▶ GIVEN PROBLEM: Set down the material below in full, matching it exactly.

%%

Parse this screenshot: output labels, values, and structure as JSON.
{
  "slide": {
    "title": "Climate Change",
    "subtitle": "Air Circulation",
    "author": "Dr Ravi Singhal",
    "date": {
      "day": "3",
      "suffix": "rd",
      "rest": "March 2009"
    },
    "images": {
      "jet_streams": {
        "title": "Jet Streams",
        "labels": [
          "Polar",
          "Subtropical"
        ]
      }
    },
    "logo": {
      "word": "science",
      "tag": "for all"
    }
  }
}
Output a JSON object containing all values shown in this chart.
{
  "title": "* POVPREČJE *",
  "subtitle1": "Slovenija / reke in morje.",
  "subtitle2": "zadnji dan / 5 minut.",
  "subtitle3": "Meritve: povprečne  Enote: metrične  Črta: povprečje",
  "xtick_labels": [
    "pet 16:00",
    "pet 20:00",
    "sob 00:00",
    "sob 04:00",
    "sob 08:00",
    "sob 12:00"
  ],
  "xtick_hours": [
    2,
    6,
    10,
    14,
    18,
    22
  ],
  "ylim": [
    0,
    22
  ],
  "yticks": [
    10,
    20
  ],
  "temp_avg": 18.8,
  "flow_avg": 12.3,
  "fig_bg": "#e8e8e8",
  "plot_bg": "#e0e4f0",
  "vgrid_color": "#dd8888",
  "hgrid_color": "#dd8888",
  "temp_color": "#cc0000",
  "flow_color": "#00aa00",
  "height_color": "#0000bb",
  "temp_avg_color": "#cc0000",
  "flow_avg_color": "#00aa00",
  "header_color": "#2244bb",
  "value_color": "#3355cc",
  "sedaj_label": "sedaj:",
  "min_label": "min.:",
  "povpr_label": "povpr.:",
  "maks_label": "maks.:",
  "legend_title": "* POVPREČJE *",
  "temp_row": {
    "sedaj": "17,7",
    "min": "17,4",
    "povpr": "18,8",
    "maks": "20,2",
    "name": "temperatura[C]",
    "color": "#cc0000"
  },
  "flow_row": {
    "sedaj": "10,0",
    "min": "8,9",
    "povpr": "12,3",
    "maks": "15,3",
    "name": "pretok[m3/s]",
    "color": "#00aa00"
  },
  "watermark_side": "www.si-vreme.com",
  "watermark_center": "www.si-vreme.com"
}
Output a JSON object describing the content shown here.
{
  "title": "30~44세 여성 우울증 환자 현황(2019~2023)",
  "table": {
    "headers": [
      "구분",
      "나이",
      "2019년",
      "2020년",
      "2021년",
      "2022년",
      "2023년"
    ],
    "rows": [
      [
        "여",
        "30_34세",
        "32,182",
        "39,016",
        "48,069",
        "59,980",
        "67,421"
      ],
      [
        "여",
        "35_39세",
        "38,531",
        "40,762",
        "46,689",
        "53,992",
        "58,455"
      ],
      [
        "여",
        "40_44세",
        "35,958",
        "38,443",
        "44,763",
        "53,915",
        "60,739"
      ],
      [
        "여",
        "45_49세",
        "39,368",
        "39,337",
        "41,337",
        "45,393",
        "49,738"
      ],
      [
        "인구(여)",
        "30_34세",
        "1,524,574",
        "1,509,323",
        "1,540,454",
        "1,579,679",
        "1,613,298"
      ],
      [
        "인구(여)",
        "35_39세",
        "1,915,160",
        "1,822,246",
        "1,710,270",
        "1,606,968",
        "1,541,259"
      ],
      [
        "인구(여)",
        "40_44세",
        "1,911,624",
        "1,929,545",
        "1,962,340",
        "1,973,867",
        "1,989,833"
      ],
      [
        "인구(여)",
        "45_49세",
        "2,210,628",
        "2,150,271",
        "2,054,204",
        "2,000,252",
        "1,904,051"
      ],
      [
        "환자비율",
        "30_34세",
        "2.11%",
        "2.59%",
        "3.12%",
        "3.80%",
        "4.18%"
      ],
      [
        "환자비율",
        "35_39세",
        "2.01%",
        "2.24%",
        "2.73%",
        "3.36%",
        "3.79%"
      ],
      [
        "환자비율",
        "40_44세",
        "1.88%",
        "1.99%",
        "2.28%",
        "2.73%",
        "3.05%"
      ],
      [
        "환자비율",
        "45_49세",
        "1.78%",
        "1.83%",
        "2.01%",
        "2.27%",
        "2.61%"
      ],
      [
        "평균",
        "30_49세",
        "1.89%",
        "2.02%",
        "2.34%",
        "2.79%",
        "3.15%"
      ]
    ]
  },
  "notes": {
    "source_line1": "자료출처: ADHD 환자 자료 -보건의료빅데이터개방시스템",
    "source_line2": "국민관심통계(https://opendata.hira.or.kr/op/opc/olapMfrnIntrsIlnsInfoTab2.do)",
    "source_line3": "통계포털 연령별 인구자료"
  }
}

%%

▶ SOLUTION TO THIS PROBLEM:
Parse this screenshot: output labels, values, and structure as JSON.
{
  "slide": {
    "title": "Climate Change",
    "subtitle": "Air Circulation",
    "author": "Dr Ravi Singhal",
    "date": {
      "day": "3",
      "suffix": "rd",
      "rest": "March 2009"
    },
    "images": {
      "jet_streams": {
        "title": "Jet Streams",
        "labels": [
          "Polar",
          "Subtropical"
        ]
      }
    },
    "logo": {
      "word": "science",
      "tag": "for all"
    }
  }
}
Output a JSON object containing all values shown in this chart.
{
  "title": "* POVPREČJE *",
  "subtitle1": "Slovenija / reke in morje.",
  "subtitle2": "zadnji dan / 5 minut.",
  "subtitle3": "Meritve: povprečne  Enote: metrične  Črta: povprečje",
  "xtick_labels": [
    "pet 16:00",
    "pet 20:00",
    "sob 00:00",
    "sob 04:00",
    "sob 08:00",
    "sob 12:00"
  ],
  "xtick_hours": [
    2,
    6,
    10,
    14,
    18,
    22
  ],
  "ylim": [
    0,
    22
  ],
  "yticks": [
    10,
    20
  ],
  "temp_avg": 18.8,
  "flow_avg": 12.3,
  "fig_bg": "#e8e8e8",
  "plot_bg": "#e0e4f0",
  "vgrid_color": "#dd8888",
  "hgrid_color": "#dd8888",
  "temp_color": "#cc0000",
  "flow_color": "#00aa00",
  "height_color": "#0000bb",
  "temp_avg_color": "#cc0000",
  "flow_avg_color": "#00aa00",
  "header_color": "#2244bb",
  "value_color": "#3355cc",
  "sedaj_label": "sedaj:",
  "min_label": "min.:",
  "povpr_label": "povpr.:",
  "maks_label": "maks.:",
  "legend_title": "* POVPREČJE *",
  "temp_row": {
    "sedaj": "17,7",
    "min": "17,4",
    "povpr": "18,8",
    "maks": "20,2",
    "name": "temperatura[C]",
    "color": "#cc0000"
  },
  "flow_row": {
    "sedaj": "10,0",
    "min": "8,9",
    "povpr": "12,3",
    "maks": "15,3",
    "name": "pretok[m3/s]",
    "color": "#00aa00"
  },
  "watermark_side": "www.si-vreme.com",
  "watermark_center": "www.si-vreme.com"
}
Output a JSON object describing the content shown here.
{
  "title": "30~44세 여성 우울증 환자 현황(2019~2023)",
  "table": {
    "headers": [
      "구분",
      "나이",
      "2019년",
      "2020년",
      "2021년",
      "2022년",
      "2023년"
    ],
    "rows": [
      [
        "여",
        "30_34세",
        "32,182",
        "39,016",
        "48,069",
        "59,980",
        "67,421"
      ],
      [
        "여",
        "35_39세",
        "38,531",
        "40,762",
        "46,689",
        "53,992",
        "58,455"
      ],
      [
        "여",
        "40_44세",
        "35,958",
        "38,443",
        "44,763",
        "53,915",
        "60,739"
      ],
      [
        "여",
        "45_49세",
        "39,368",
        "39,337",
        "41,337",
        "45,393",
        "49,738"
      ],
      [
        "인구(여)",
        "30_34세",
        "1,524,574",
        "1,509,323",
        "1,540,454",
        "1,579,679",
        "1,613,298"
      ],
      [
        "인구(여)",
        "35_39세",
        "1,915,160",
        "1,822,246",
        "1,710,270",
        "1,606,968",
        "1,541,259"
      ],
      [
        "인구(여)",
        "40_44세",
        "1,911,624",
        "1,929,545",
        "1,962,340",
        "1,973,867",
        "1,989,833"
      ],
      [
        "인구(여)",
        "45_49세",
        "2,210,628",
        "2,150,271",
        "2,054,204",
        "2,000,252",
        "1,904,051"
      ],
      [
        "환자비율",
        "30_34세",
        "2.11%",
        "2.59%",
        "3.12%",
        "3.80%",
        "4.18%"
      ],
      [
        "환자비율",
        "35_39세",
        "2.01%",
        "2.24%",
        "2.73%",
        "3.36%",
        "3.79%"
      ],
      [
        "환자비율",
        "40_44세",
        "1.88%",
        "1.99%",
        "2.28%",
        "2.73%",
        "3.05%"
      ],
      [
        "환자비율",
        "45_49세",
        "1.78%",
        "1.83%",
        "2.01%",
        "2.27%",
        "2.61%"
      ],
      [
        "평균",
        "30_49세",
        "1.89%",
        "2.02%",
        "2.34%",
        "2.79%",
        "3.15%"
      ]
    ]
  },
  "notes": {
    "source_line1": "자료출처: ADHD 환자 자료 -보건의료빅데이터개방시스템",
    "source_line2": "국민관심통계(https://opendata.hira.or.kr/op/opc/olapMfrnIntrsIlnsInfoTab2.do)",
    "source_line3": "통계포털 연령별 인구자료"
  }
}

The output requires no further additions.